**EXERCISE DESCRIPTION**
Write out each line exactly as it stands, please.

(Records excerpted from a collection)
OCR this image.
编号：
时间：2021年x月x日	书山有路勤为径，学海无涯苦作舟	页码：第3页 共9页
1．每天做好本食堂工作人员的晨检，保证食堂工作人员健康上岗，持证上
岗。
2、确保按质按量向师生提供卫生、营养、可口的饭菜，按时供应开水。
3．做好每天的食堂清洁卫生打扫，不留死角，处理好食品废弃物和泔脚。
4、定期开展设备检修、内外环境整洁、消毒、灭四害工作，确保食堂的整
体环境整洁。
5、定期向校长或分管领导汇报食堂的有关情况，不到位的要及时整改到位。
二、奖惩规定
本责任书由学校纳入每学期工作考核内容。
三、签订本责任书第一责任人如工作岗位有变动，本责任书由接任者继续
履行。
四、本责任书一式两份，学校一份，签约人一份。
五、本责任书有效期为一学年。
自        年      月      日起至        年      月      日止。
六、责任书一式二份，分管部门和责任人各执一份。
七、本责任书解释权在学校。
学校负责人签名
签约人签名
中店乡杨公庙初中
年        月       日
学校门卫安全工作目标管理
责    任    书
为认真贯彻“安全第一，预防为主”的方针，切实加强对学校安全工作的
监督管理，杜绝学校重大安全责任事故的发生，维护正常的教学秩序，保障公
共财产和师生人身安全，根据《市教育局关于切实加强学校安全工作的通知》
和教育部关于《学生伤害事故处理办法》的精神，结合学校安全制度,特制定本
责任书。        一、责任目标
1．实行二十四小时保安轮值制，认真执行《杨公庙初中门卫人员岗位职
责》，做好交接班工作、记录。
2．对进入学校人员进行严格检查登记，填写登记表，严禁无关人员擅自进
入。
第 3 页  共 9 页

**EXERCISE RESULT**
OCR this image.
编号：
时间：2021年x月x日	书山有路勤为径，学海无涯苦作舟	页码：第3页 共9页
1．每天做好本食堂工作人员的晨检，保证食堂工作人员健康上岗，持证上
岗。
2、确保按质按量向师生提供卫生、营养、可口的饭菜，按时供应开水。
3．做好每天的食堂清洁卫生打扫，不留死角，处理好食品废弃物和泔脚。
4、定期开展设备检修、内外环境整洁、消毒、灭四害工作，确保食堂的整
体环境整洁。
5、定期向校长或分管领导汇报食堂的有关情况，不到位的要及时整改到位。
二、奖惩规定
本责任书由学校纳入每学期工作考核内容。
三、签订本责任书第一责任人如工作岗位有变动，本责任书由接任者继续
履行。
四、本责任书一式两份，学校一份，签约人一份。
五、本责任书有效期为一学年。
自        年      月      日起至        年      月      日止。
六、责任书一式二份，分管部门和责任人各执一份。
七、本责任书解释权在学校。
学校负责人签名
签约人签名
中店乡杨公庙初中
年        月       日
学校门卫安全工作目标管理
责    任    书
为认真贯彻“安全第一，预防为主”的方针，切实加强对学校安全工作的
监督管理，杜绝学校重大安全责任事故的发生，维护正常的教学秩序，保障公
共财产和师生人身安全，根据《市教育局关于切实加强学校安全工作的通知》
和教育部关于《学生伤害事故处理办法》的精神，结合学校安全制度,特制定本
责任书。        一、责任目标
1．实行二十四小时保安轮值制，认真执行《杨公庙初中门卫人员岗位职
责》，做好交接班工作、记录。
2．对进入学校人员进行严格检查登记，填写登记表，严禁无关人员擅自进
入。
第 3 页  共 9 页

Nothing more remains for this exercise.